> _Excerpt provided_:
Park Street pot o’ gold?
Park Street is becoming quite the shopping and dining hotspot, with a growing array of boutiques and shops and a bevy of new restaurants (including Havana and Bagan, an outpost of San Francisco’s famed Burma Superstar). So can the city strike some gold at the end of this rainbow?
This Saturday, the city is hosting a “community visioning” charrette for the rest of Park Street north of Lincoln, formerly known as Auto Row (and better known now perhaps as the rest of Park’s ugly stepsister). At the charrette, people will talk about what they’d like to see in the area and how they’d like it to look as part of the city’s efforts to create a strategic plan for the area.
A recent community survey conducted by the city (it’s in this city staff report on hiring a consultant to craft a strategic plan for the area) found that people are interested in seeing a mix of retail, office and housing.

> _Information supplied_:
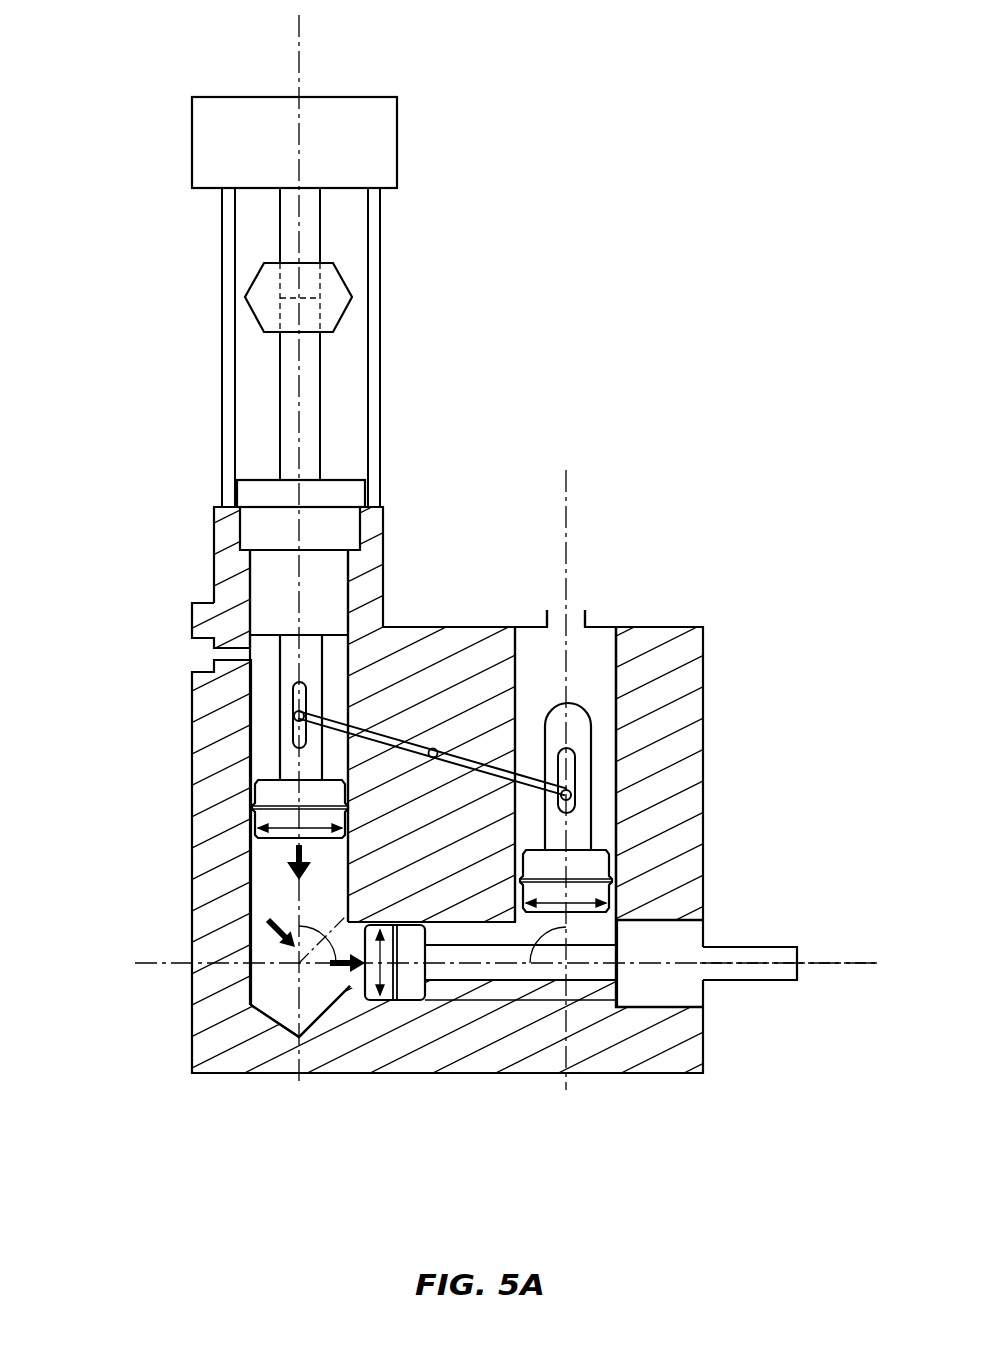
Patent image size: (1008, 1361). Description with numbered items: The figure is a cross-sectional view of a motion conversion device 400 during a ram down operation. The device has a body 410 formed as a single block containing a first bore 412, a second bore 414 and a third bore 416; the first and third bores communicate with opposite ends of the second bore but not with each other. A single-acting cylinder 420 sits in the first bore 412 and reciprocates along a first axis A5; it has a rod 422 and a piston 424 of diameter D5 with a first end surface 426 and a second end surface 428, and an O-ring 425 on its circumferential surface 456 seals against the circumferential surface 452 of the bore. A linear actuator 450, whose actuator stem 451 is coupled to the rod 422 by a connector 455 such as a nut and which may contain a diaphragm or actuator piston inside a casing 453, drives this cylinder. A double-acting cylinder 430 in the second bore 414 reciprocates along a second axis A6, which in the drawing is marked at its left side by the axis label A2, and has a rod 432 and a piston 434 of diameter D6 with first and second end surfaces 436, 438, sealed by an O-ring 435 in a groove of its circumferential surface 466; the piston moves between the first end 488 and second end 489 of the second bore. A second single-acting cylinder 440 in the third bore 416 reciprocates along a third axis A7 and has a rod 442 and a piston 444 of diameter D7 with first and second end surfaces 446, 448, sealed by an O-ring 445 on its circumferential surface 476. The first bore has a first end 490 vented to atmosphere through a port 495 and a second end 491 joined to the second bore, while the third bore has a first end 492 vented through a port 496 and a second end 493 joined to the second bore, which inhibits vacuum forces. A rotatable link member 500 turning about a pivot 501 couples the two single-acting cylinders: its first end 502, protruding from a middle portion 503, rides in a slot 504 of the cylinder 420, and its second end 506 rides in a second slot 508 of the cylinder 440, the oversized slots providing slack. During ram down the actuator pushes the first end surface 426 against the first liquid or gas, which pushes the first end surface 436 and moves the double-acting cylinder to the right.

> _Problems to solve_:
1) Answer these from the post about Park Street:
(a) By what name was the part of Park Street north of Lincoln formerly known?
(b) On what day is the city holding the "community visioning" charrette?
(c) What mix of uses did the city's community survey find people interested in seeing?
2) List every restaurant named in the post about Park Street.
The data play no part in what is asked here, so they can be skipped.

> _Response list_:
1)
(a) Auto Row
(b) Saturday
(c) Retail, office and housing

2)
- Havana
- Bagan
- Burma Superstar